> Written task
Copy out every line exactly as given.
::::::::
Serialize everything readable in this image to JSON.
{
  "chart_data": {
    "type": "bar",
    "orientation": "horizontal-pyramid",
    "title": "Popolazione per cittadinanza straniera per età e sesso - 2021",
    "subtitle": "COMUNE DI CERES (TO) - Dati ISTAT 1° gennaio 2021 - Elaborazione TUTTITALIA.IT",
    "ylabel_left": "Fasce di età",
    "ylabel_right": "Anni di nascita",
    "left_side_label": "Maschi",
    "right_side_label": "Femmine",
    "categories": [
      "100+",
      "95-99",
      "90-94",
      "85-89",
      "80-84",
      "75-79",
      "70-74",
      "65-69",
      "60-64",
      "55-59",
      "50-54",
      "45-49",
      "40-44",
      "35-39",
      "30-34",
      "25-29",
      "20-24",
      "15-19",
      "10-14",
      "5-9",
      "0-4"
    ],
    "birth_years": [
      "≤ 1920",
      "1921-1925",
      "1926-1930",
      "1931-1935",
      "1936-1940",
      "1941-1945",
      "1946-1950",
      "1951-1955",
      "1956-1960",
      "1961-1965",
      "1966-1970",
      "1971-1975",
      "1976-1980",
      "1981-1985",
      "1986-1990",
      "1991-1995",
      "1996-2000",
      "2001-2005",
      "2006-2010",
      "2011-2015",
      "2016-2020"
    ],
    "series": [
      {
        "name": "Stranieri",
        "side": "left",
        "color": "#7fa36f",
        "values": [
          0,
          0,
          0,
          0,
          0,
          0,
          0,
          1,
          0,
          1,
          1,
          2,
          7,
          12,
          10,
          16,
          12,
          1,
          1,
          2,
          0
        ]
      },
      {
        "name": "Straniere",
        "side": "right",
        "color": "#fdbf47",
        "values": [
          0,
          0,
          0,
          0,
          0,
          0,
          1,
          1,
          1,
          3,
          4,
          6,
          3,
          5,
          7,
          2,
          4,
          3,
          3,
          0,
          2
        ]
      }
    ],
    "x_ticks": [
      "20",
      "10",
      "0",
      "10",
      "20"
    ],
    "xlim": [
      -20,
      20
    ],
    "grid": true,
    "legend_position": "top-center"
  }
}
::::::::
> Answer below
Serialize everything readable in this image to JSON.
{
  "chart_data": {
    "type": "bar",
    "orientation": "horizontal-pyramid",
    "title": "Popolazione per cittadinanza straniera per età e sesso - 2021",
    "subtitle": "COMUNE DI CERES (TO) - Dati ISTAT 1° gennaio 2021 - Elaborazione TUTTITALIA.IT",
    "ylabel_left": "Fasce di età",
    "ylabel_right": "Anni di nascita",
    "left_side_label": "Maschi",
    "right_side_label": "Femmine",
    "categories": [
      "100+",
      "95-99",
      "90-94",
      "85-89",
      "80-84",
      "75-79",
      "70-74",
      "65-69",
      "60-64",
      "55-59",
      "50-54",
      "45-49",
      "40-44",
      "35-39",
      "30-34",
      "25-29",
      "20-24",
      "15-19",
      "10-14",
      "5-9",
      "0-4"
    ],
    "birth_years": [
      "≤ 1920",
      "1921-1925",
      "1926-1930",
      "1931-1935",
      "1936-1940",
      "1941-1945",
      "1946-1950",
      "1951-1955",
      "1956-1960",
      "1961-1965",
      "1966-1970",
      "1971-1975",
      "1976-1980",
      "1981-1985",
      "1986-1990",
      "1991-1995",
      "1996-2000",
      "2001-2005",
      "2006-2010",
      "2011-2015",
      "2016-2020"
    ],
    "series": [
      {
        "name": "Stranieri",
        "side": "left",
        "color": "#7fa36f",
        "values": [
          0,
          0,
          0,
          0,
          0,
          0,
          0,
          1,
          0,
          1,
          1,
          2,
          7,
          12,
          10,
          16,
          12,
          1,
          1,
          2,
          0
        ]
      },
      {
        "name": "Straniere",
        "side": "right",
        "color": "#fdbf47",
        "values": [
          0,
          0,
          0,
          0,
          0,
          0,
          1,
          1,
          1,
          3,
          4,
          6,
          3,
          5,
          7,
          2,
          4,
          3,
          3,
          0,
          2
        ]
      }
    ],
    "x_ticks": [
      "20",
      "10",
      "0",
      "10",
      "20"
    ],
    "xlim": [
      -20,
      20
    ],
    "grid": true,
    "legend_position": "top-center"
  }
}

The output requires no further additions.